◆ **Prompt a**
Render the entries as a Markdown table with the columns "No." and "Entry", one row per line with its row number, leaving out blank lines. Include only the lines from the start of the entries through the line holding "add-icon[interactable]: + xyxy=(133,339,138,348)", inclusive.

◆ **Document extract**

◆ ◆ ◆ ◆

Job Details

  • Title: Sr Data Engineer
  • Code: RCI-16055530
  • Location: Beaverton, OR 97006
  • Posted Date: 06/22/2022
  • Duration: 11 Months
Talk to our Recruiter

  Job Description

Standard 40 hour, 8 am – 5 pm work week

 

Description:

  • Here are some tasks that you could do day to day.       
  • Design, implement and support distributed data processing pipelines using Spark, Hive, Python, and other tools and languages prevalent in the Hadoop ecosystem.
  • You will be given the opportunity to own the design and implementation.
  • You will collaborate with Product managers, Data Scientists, Engineering folks to accomplish your tasks.
  • Publish REST ful  API’s to enable real-time data consumption using OpenAPI specifications.
  • This will enable many teams to consume the data that is being produced.
  • Explore and build proof of concepts using open source NOSQL technologies such as HBase, Dynamo DB, Cassandra and Distributed Stream Processing frameworks like ApacheSpark, Flink, Kafka stream.
  • Take part in Dev Ops by building utilities, user defined functions and frameworks to better enable data flow patterns.      
  • Work with architecture/engineering leads and other teammates to ensure high quality solutions through code reviews, engineering best practices documentation  

Responsibilities

  • The Data Engineer will collaborate with product owners, developers, databasearchitects, data analysts, visual developers and data scientists on data initiatives and will ensure optimal data delivery and architecture is consistent throughout ongoing projects.
  • Must be self-directed and comfortable supporting the data needs of the product roadmap.
  • The right candidate will be excited by the prospect of optimizing and building integrated and aggregated data objects to architect and support our next generation of products and data initiatives.
  • Create and maintain optimal data pipeline architecture,
  • Assemble large, complex data sets that meet functional / non-functional business requirements.

◆ ◆ ◆ ◆

◆ **Extracted material**
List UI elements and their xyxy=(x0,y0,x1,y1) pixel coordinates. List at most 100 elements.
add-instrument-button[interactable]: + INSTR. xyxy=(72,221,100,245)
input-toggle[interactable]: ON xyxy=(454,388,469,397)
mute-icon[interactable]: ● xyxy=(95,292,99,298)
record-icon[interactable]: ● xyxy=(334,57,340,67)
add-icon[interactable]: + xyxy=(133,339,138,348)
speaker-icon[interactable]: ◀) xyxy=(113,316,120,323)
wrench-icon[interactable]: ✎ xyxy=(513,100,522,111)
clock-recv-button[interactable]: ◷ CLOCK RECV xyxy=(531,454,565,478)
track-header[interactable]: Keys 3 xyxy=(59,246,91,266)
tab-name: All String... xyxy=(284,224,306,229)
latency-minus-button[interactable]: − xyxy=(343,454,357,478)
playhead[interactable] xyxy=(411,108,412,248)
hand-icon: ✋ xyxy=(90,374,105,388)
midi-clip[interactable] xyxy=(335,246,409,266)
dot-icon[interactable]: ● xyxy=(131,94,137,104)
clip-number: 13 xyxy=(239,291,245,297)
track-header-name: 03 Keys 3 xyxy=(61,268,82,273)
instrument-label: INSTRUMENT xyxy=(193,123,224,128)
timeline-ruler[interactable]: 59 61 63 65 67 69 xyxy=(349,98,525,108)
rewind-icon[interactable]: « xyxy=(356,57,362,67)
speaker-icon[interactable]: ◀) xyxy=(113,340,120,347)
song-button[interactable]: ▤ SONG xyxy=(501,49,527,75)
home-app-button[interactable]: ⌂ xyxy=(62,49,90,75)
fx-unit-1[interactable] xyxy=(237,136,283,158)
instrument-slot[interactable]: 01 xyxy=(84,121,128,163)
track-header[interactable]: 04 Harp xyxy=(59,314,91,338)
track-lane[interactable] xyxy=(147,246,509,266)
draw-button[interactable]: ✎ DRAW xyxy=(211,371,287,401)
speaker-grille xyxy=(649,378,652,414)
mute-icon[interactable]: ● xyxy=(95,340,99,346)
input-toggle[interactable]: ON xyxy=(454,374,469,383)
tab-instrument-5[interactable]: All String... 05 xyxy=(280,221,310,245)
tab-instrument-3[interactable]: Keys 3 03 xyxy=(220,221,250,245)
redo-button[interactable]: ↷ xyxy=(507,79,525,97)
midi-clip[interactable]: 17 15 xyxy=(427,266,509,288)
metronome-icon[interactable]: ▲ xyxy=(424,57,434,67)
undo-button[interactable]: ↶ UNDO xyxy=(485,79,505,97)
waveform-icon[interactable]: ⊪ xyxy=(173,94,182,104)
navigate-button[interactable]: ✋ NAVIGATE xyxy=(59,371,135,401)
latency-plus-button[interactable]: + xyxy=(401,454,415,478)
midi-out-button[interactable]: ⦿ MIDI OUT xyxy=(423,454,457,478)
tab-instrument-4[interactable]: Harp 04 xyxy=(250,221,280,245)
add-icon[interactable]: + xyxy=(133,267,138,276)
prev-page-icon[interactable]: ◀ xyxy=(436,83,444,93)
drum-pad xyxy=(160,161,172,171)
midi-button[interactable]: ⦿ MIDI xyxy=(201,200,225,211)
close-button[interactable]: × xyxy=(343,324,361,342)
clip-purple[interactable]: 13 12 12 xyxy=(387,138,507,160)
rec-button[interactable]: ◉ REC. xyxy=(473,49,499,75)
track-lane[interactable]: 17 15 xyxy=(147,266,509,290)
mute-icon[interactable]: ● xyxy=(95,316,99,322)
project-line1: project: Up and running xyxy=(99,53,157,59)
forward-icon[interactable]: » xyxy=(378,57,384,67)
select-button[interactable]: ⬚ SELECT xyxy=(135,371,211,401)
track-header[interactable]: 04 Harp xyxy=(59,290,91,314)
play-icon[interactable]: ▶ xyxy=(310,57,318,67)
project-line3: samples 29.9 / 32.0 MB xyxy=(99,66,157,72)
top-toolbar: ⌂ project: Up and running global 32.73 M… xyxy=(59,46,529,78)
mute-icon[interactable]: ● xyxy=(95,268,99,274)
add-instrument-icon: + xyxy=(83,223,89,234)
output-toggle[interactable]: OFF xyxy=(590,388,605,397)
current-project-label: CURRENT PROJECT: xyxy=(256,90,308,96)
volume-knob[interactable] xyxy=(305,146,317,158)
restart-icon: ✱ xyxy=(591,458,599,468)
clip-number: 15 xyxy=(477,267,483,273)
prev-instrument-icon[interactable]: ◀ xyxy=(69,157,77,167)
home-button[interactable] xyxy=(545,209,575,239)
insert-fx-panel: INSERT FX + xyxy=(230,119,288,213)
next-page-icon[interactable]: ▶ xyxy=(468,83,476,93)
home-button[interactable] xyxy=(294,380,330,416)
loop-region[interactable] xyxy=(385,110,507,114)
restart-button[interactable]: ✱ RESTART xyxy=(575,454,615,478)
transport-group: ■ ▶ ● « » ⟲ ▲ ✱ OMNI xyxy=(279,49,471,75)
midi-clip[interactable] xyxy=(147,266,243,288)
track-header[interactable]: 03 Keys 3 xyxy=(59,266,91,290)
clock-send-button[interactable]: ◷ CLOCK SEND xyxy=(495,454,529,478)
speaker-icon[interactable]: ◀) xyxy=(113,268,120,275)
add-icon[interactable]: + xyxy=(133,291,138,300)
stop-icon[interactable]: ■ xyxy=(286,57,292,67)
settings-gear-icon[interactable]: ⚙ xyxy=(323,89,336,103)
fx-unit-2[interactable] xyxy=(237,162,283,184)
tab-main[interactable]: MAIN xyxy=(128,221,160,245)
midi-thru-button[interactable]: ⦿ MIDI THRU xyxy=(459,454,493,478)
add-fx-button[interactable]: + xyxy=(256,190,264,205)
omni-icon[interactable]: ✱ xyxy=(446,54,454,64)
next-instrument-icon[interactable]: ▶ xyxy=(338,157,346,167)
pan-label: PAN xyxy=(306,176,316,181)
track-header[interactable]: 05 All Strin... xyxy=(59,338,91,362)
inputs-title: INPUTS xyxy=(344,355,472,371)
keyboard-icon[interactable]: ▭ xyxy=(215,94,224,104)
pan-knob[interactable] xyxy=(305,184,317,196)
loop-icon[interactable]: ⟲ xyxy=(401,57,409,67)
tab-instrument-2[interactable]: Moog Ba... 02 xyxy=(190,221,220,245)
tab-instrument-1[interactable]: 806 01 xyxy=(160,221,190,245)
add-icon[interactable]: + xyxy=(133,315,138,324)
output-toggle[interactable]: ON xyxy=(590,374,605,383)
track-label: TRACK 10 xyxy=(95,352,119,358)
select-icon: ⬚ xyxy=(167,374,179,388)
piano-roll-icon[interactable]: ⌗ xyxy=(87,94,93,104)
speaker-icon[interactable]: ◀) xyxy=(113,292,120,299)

◆ ◆ ◆ ◆

◆ **Prompt b**
In the job posting, take the passage between "Standard 40 hour, 8" and "the Hadoop ecosystem.", inclusive, and rename "Hadoop" to "Databricks" throughout it.

◆ **Final answer a**
| No. | Entry |
|---|---|
| 1 | List UI elements and their xyxy=(x0,y0,x1,y1) pixel coordinates. List at most 100 elements. |
| 2 | add-instrument-button[interactable]: + INSTR. xyxy=(72,221,100,245) |
| 3 | input-toggle[interactable]: ON xyxy=(454,388,469,397) |
| 4 | mute-icon[interactable]: ● xyxy=(95,292,99,298) |
| 5 | record-icon[interactable]: ● xyxy=(334,57,340,67) |
| 6 | add-icon[interactable]: + xyxy=(133,339,138,348) |

◆ **Final answer b**
Standard 40 hour, 8 am – 5 pm work week

 

Description:

  • Here are some tasks that you could do day to day.       
  • Design, implement and support distributed data processing pipelines using Spark, Hive, Python, and other tools and languages prevalent in the Databricks ecosystem.